# WHAT TO PRODUCE
In the material below, the lines containing the word "Pakuncen" are required; copy each of them.

— Start —

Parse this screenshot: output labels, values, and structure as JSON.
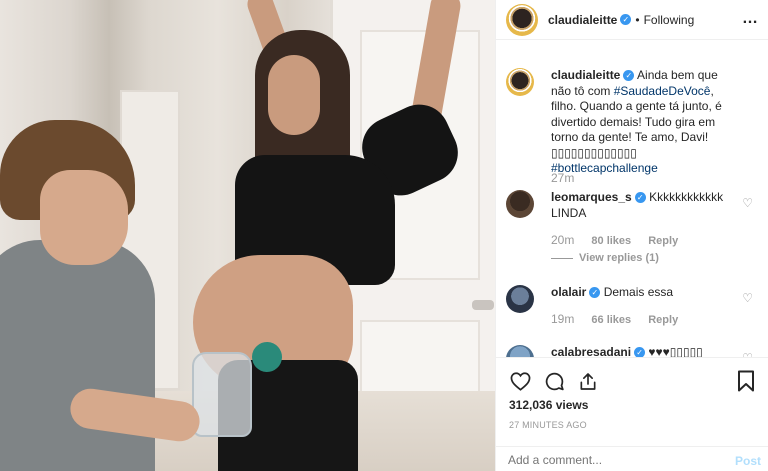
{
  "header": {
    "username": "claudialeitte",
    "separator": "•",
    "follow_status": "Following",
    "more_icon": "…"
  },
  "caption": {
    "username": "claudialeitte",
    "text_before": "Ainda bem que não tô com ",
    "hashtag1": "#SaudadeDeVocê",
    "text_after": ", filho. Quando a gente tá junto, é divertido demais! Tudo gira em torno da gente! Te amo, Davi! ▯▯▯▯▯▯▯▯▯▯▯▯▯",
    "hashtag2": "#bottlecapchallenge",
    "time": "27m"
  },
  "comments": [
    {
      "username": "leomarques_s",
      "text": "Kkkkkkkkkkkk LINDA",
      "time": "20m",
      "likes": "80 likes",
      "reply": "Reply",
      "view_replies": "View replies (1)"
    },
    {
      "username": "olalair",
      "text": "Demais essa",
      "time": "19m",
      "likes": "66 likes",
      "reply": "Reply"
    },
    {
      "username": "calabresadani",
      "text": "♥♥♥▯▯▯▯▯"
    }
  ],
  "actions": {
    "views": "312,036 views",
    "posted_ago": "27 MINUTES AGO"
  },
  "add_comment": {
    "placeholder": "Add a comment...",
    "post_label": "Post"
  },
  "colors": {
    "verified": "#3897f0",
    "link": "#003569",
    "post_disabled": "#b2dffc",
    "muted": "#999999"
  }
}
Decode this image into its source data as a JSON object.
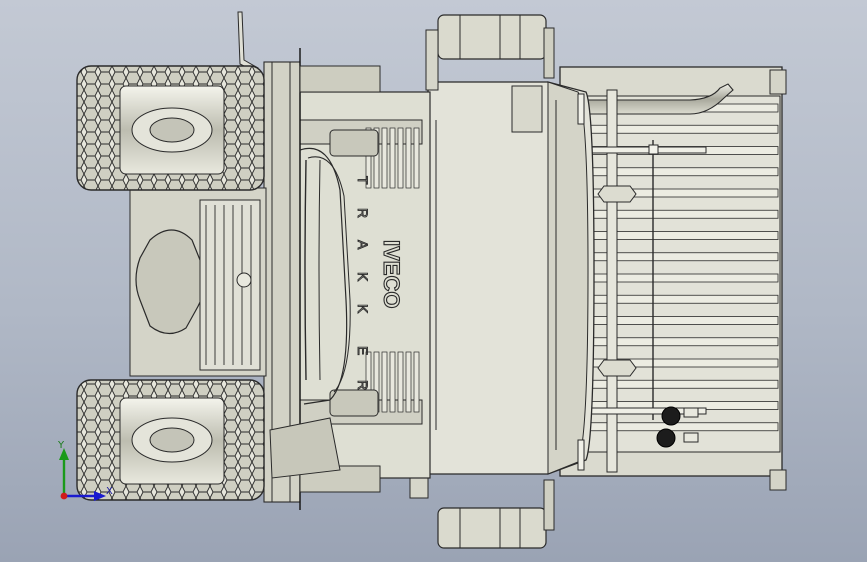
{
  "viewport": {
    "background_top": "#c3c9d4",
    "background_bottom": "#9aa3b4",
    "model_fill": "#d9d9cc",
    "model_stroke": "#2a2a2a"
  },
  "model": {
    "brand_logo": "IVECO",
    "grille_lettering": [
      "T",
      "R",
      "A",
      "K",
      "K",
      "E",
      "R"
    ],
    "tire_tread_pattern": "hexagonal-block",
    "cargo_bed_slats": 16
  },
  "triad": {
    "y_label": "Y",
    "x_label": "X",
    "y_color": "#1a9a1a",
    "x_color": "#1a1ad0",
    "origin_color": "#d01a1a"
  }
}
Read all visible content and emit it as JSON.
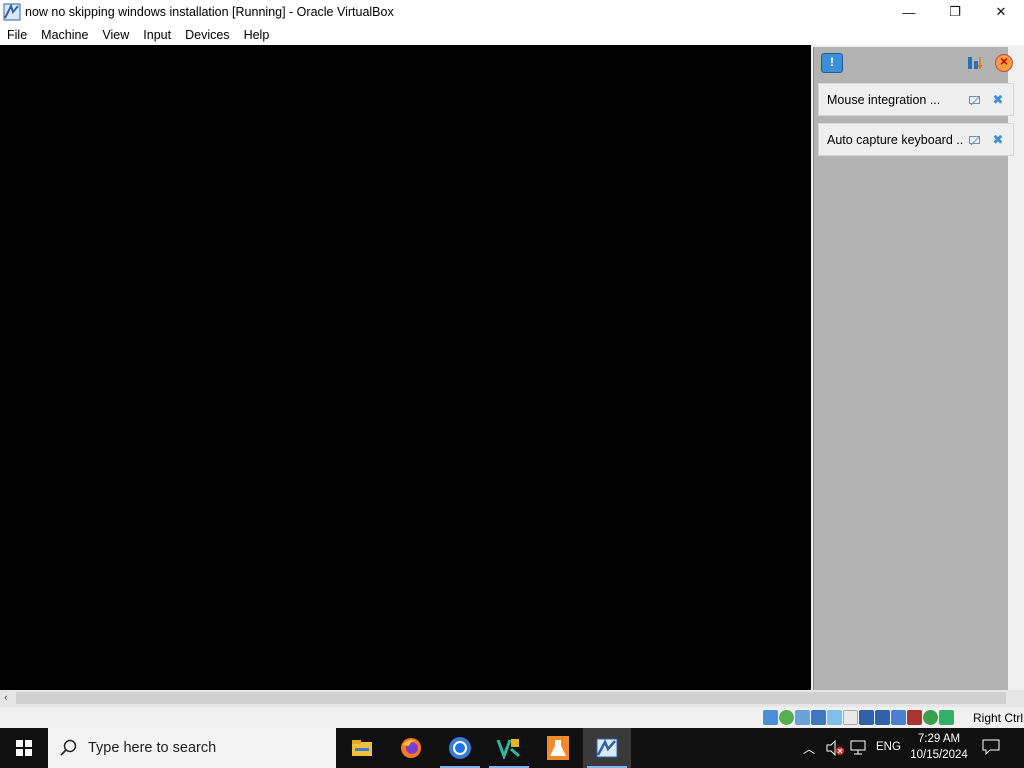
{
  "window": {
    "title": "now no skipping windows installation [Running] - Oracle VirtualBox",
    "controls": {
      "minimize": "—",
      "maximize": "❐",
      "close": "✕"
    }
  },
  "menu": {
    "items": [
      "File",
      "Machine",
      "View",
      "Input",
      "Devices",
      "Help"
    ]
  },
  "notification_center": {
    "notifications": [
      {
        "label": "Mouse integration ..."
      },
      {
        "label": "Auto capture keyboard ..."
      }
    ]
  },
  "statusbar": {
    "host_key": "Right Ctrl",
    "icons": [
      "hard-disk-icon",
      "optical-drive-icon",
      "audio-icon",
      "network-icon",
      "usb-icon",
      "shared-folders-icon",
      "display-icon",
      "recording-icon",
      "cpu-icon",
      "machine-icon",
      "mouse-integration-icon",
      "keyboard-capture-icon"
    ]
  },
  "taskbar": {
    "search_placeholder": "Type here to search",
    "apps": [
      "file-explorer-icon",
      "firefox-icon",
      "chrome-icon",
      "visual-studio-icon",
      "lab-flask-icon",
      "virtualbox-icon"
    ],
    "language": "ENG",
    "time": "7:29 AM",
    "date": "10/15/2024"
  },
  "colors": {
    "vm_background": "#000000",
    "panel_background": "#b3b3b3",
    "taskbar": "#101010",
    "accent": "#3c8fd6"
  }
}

— End —
— Start —

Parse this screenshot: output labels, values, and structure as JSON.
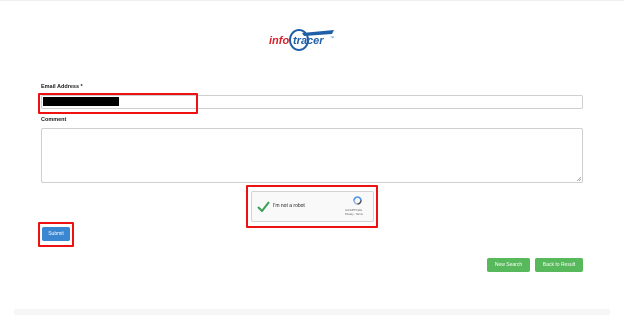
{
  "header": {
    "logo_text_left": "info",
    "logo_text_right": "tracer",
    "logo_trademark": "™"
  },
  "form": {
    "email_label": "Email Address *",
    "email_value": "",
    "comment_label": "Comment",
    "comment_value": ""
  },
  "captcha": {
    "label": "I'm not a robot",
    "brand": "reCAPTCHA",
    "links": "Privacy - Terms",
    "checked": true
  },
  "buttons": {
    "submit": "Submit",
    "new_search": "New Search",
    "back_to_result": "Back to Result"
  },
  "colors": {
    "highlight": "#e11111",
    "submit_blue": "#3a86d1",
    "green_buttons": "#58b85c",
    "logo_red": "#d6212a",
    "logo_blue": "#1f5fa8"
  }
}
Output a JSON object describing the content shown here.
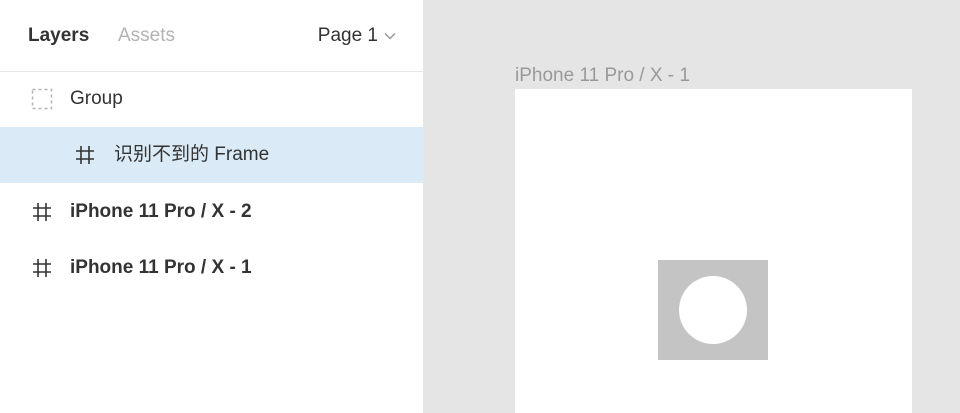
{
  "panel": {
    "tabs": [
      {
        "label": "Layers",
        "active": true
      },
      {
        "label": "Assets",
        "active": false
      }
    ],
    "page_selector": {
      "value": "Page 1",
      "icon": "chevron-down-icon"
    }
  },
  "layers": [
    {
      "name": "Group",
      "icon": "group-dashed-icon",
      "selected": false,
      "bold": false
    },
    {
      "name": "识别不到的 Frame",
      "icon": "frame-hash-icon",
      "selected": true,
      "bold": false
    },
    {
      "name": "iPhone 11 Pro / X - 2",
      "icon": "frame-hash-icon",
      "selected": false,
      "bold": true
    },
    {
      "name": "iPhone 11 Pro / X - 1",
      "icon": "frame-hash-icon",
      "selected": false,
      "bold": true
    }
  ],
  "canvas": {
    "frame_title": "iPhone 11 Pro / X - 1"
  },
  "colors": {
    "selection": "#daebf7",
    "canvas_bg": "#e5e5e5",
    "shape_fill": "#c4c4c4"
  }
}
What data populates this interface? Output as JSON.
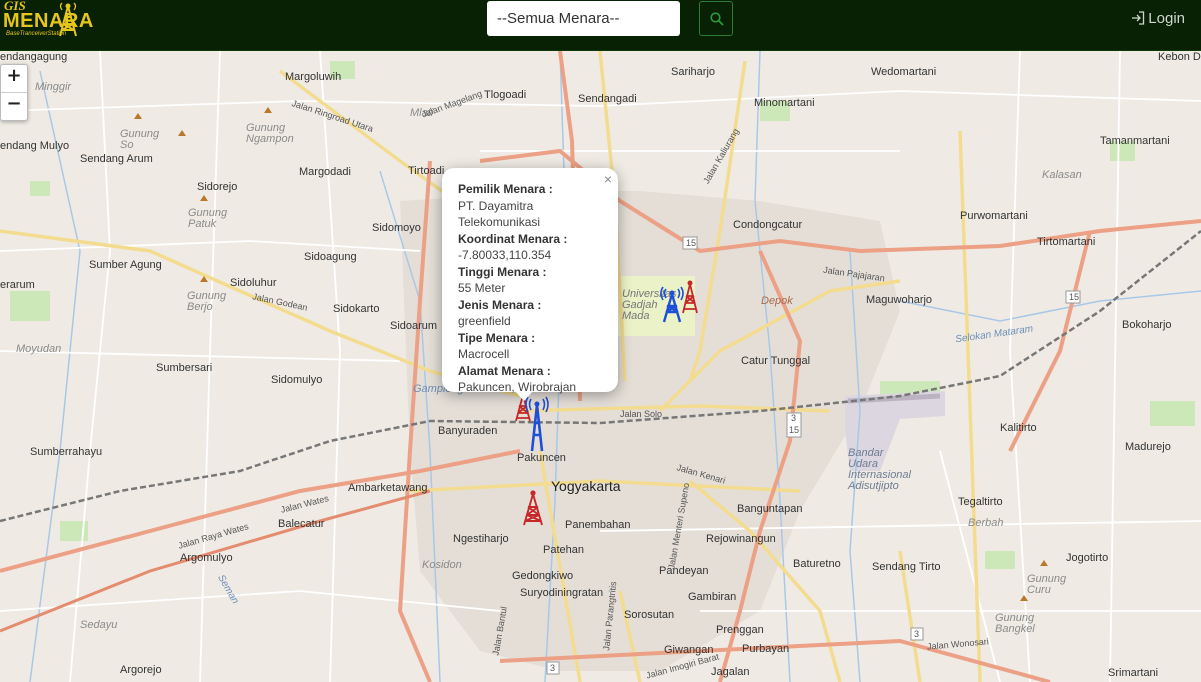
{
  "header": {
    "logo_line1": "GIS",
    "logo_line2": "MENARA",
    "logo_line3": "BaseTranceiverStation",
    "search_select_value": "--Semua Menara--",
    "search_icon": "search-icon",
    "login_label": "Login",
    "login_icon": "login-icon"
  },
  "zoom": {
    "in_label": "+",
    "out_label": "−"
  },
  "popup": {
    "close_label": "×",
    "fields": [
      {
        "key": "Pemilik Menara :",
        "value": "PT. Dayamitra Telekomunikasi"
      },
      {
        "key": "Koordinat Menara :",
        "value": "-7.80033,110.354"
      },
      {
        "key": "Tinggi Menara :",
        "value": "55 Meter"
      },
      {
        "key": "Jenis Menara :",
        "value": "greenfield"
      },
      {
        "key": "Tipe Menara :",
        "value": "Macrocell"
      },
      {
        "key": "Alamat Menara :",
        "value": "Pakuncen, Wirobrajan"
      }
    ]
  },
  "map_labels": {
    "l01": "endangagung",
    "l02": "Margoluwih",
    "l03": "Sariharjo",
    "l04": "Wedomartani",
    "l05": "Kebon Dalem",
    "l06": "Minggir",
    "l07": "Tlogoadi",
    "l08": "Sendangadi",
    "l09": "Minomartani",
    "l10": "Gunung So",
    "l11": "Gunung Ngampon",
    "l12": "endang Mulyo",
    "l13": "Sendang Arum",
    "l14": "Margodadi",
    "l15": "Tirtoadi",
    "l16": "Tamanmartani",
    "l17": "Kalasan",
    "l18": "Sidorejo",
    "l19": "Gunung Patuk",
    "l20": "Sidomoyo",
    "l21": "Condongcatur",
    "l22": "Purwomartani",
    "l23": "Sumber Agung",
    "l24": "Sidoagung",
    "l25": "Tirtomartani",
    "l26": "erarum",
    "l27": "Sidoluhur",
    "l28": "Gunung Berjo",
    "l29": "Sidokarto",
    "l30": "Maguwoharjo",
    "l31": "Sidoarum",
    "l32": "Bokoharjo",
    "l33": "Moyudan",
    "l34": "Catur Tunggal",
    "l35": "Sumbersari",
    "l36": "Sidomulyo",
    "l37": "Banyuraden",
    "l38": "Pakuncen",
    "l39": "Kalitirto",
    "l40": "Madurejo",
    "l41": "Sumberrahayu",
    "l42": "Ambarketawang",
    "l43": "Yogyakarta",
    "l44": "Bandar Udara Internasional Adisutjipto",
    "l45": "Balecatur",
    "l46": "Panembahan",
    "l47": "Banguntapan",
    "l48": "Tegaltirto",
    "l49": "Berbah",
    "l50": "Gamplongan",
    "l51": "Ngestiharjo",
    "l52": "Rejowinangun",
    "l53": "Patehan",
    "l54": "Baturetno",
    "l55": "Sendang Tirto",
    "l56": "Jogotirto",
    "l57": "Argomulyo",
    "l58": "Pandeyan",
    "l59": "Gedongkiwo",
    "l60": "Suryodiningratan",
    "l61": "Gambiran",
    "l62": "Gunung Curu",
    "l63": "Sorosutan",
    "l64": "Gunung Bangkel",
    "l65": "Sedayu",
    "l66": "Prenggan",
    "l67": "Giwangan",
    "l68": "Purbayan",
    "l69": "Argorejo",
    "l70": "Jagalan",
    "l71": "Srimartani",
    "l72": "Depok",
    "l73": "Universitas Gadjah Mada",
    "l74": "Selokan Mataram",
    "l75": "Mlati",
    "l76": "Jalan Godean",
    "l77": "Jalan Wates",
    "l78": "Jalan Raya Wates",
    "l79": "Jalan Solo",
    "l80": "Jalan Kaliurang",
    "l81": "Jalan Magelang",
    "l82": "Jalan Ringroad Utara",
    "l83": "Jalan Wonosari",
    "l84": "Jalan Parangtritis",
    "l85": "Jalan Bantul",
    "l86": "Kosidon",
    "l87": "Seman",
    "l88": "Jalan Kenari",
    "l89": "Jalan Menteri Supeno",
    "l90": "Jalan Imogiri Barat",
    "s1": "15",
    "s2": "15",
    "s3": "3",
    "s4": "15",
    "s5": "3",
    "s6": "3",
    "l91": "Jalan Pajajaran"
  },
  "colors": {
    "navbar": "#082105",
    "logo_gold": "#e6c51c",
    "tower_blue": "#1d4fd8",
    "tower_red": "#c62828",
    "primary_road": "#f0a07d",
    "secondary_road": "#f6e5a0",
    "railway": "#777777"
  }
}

— End —
— Start —

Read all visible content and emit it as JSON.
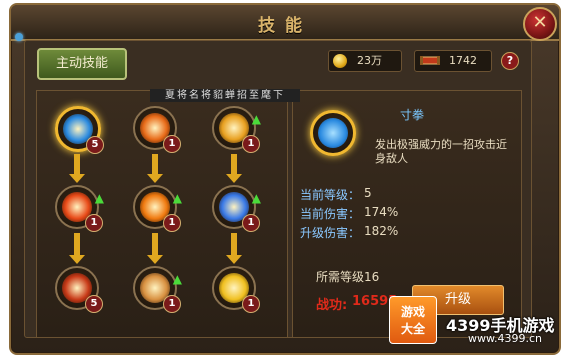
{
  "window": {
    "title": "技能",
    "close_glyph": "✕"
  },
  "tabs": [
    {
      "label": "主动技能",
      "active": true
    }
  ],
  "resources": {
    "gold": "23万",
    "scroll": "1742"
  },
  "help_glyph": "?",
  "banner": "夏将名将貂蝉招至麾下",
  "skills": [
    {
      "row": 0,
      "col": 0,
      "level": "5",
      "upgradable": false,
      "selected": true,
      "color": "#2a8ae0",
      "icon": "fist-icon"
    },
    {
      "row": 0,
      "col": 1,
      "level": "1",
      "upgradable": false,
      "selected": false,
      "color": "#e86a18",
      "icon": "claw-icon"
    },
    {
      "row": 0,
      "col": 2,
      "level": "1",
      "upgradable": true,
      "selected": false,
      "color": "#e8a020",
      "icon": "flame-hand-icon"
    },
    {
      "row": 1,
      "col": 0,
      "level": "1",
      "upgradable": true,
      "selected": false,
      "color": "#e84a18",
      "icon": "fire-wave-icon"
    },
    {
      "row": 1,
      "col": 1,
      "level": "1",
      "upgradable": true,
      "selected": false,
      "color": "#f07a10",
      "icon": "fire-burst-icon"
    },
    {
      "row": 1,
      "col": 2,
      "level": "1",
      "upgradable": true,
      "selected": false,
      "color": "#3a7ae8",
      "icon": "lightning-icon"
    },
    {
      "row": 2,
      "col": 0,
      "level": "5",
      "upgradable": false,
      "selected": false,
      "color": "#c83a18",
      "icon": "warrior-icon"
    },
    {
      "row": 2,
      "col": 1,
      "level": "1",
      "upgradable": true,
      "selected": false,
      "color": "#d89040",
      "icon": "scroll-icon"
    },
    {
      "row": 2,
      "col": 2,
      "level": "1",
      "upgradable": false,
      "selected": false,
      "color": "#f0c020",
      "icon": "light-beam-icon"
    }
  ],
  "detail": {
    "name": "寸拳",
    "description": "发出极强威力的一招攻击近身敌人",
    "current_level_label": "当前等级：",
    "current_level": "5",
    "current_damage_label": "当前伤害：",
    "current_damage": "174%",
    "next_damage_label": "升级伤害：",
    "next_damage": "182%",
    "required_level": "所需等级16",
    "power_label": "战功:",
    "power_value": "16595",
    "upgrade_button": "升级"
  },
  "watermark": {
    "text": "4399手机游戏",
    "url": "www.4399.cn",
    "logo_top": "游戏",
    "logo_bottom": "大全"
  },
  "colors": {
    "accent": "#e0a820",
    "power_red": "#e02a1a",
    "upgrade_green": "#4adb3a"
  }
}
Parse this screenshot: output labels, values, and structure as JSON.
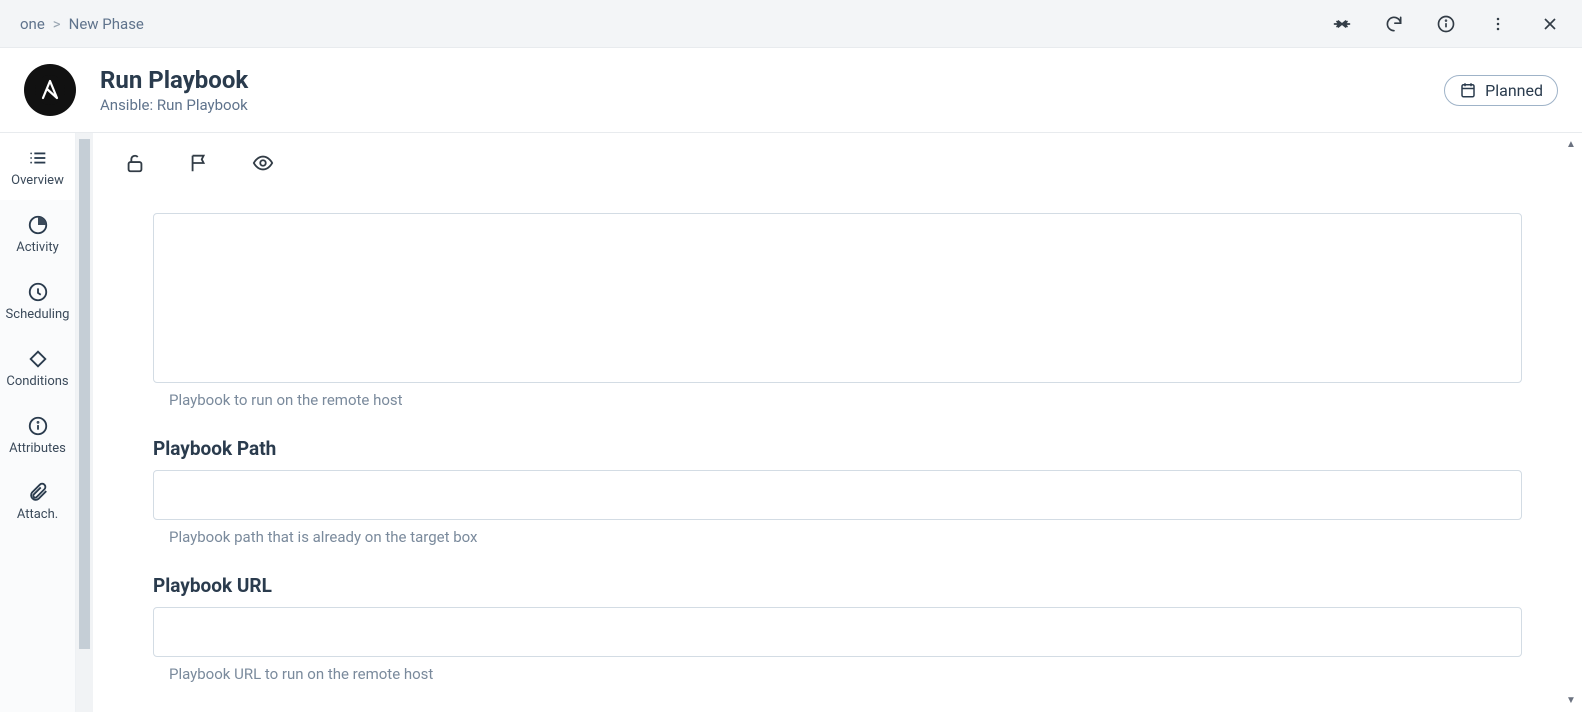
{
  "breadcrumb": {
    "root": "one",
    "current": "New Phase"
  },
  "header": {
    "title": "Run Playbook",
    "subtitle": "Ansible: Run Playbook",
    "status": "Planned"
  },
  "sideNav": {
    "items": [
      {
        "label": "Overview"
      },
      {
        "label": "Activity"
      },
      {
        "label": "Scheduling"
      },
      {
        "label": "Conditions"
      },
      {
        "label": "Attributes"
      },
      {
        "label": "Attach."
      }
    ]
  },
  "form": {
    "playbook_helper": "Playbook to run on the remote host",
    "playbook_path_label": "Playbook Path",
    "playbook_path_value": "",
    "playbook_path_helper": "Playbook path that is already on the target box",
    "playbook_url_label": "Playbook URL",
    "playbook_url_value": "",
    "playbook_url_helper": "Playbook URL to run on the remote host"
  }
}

— End —

# WRITTEN RESPONSE
        "value": "Pakuncen, Wirobrajan"
    "l38": "Pakuncen",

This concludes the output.